▶ [Directive]
Find each line with the string "JSON" and copy it.

[Collected data entries]
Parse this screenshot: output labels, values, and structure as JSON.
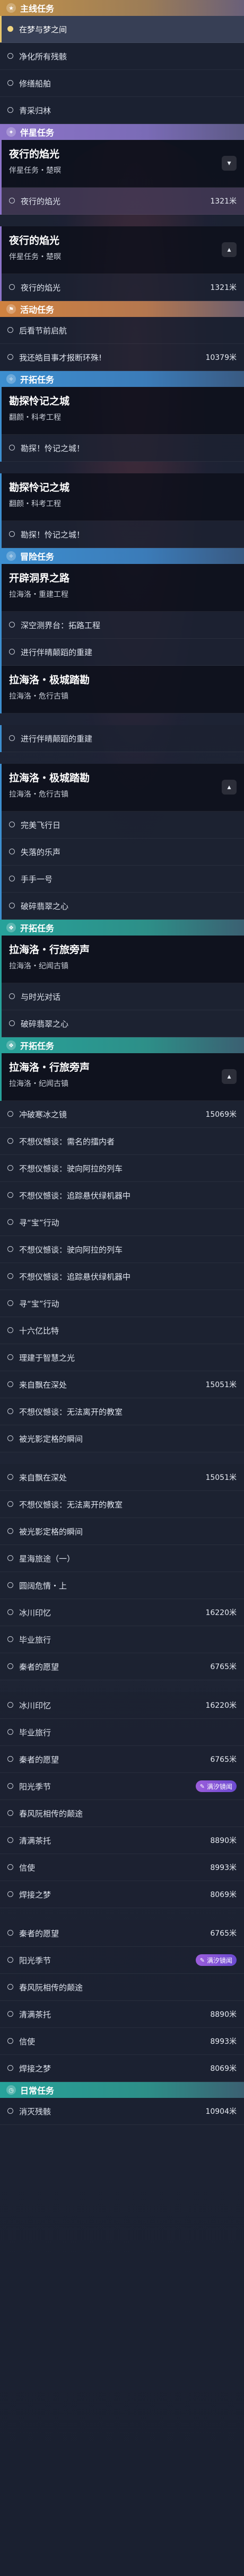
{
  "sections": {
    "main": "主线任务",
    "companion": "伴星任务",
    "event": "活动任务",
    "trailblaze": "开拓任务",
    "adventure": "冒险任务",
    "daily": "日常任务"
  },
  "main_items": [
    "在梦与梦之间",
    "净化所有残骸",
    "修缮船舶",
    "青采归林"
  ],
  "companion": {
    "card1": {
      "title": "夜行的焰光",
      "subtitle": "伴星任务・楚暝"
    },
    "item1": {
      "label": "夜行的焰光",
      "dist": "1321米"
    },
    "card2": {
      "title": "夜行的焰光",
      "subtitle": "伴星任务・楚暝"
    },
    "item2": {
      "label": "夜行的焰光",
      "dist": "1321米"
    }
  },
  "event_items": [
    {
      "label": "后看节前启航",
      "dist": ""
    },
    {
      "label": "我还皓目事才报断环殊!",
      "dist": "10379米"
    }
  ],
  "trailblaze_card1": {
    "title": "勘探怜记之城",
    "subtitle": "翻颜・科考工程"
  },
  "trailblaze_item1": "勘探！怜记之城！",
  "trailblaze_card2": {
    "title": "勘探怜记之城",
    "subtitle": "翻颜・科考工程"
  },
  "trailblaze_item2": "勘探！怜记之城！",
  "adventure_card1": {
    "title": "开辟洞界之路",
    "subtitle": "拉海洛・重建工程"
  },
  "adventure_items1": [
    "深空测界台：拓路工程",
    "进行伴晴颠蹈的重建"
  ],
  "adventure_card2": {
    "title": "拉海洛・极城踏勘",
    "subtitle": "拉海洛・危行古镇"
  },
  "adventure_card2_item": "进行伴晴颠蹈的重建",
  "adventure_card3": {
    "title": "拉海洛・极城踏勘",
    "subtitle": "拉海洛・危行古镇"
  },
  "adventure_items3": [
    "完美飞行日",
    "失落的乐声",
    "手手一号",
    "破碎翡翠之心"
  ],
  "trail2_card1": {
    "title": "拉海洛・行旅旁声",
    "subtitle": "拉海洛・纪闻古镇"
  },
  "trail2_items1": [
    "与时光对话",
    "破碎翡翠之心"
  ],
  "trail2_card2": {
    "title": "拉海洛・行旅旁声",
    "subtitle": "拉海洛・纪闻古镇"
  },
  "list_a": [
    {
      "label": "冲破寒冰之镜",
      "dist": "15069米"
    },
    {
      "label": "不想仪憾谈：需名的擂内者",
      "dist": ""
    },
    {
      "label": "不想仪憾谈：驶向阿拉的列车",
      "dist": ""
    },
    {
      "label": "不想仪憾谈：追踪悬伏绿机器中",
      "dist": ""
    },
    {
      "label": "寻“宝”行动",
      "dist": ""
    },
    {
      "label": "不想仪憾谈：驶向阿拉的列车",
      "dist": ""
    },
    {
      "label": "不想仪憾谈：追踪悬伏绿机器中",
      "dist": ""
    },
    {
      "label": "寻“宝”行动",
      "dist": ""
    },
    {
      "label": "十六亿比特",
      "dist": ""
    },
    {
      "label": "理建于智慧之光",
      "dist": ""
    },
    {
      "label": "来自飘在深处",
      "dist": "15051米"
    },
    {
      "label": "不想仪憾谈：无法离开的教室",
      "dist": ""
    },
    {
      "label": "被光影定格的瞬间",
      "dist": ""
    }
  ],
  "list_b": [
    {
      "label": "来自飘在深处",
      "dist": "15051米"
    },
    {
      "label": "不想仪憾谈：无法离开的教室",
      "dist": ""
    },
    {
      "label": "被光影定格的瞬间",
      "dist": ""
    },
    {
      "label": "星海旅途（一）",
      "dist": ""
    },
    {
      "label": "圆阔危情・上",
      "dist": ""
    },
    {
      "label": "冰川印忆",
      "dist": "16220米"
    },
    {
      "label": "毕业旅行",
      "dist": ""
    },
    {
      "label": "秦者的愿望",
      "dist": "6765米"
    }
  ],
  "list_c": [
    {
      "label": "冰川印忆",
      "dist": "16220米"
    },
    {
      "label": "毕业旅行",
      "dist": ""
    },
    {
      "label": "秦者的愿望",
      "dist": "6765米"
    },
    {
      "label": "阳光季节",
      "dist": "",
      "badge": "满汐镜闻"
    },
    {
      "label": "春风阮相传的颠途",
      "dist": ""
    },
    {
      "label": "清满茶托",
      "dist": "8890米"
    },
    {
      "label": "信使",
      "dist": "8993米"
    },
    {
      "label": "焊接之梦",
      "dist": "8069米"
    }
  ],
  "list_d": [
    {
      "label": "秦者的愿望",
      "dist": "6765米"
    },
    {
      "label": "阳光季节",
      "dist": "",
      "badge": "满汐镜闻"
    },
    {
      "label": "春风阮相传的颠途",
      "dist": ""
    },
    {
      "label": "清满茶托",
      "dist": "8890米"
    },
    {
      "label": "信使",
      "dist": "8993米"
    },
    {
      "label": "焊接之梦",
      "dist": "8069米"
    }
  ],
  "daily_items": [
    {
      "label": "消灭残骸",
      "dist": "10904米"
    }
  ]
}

--

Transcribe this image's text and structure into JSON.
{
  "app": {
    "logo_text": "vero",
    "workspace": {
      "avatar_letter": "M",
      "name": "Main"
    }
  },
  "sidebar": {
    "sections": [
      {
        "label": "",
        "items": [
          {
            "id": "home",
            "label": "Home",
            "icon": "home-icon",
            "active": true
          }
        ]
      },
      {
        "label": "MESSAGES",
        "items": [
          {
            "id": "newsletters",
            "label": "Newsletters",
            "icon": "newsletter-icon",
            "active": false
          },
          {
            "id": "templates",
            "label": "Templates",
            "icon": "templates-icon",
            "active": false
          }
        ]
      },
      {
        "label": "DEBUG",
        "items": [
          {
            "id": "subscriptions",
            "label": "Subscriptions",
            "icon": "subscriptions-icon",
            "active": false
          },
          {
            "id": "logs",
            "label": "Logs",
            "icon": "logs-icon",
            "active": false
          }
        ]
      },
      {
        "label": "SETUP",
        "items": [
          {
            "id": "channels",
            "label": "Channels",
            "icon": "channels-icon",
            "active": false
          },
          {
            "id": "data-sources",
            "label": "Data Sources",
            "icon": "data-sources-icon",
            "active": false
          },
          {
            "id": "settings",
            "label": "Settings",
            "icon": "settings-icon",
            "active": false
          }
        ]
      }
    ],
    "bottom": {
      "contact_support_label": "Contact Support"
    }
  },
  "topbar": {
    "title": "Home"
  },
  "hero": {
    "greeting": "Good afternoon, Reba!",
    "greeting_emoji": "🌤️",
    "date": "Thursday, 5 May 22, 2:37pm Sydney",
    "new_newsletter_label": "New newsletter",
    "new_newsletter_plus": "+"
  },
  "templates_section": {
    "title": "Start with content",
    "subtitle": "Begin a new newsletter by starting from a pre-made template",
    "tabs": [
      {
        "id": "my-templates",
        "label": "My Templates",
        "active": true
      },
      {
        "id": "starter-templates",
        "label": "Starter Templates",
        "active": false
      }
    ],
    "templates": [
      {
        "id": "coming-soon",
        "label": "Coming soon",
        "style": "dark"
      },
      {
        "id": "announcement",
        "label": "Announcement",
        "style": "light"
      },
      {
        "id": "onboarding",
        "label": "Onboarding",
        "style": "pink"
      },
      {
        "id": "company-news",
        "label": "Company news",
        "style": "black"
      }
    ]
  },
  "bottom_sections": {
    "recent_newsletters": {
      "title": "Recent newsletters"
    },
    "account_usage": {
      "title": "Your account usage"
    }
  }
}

▶ [Answer to the exercise]
Parse this screenshot: output labels, values, and structure as JSON.
Transcribe this image's text and structure into JSON.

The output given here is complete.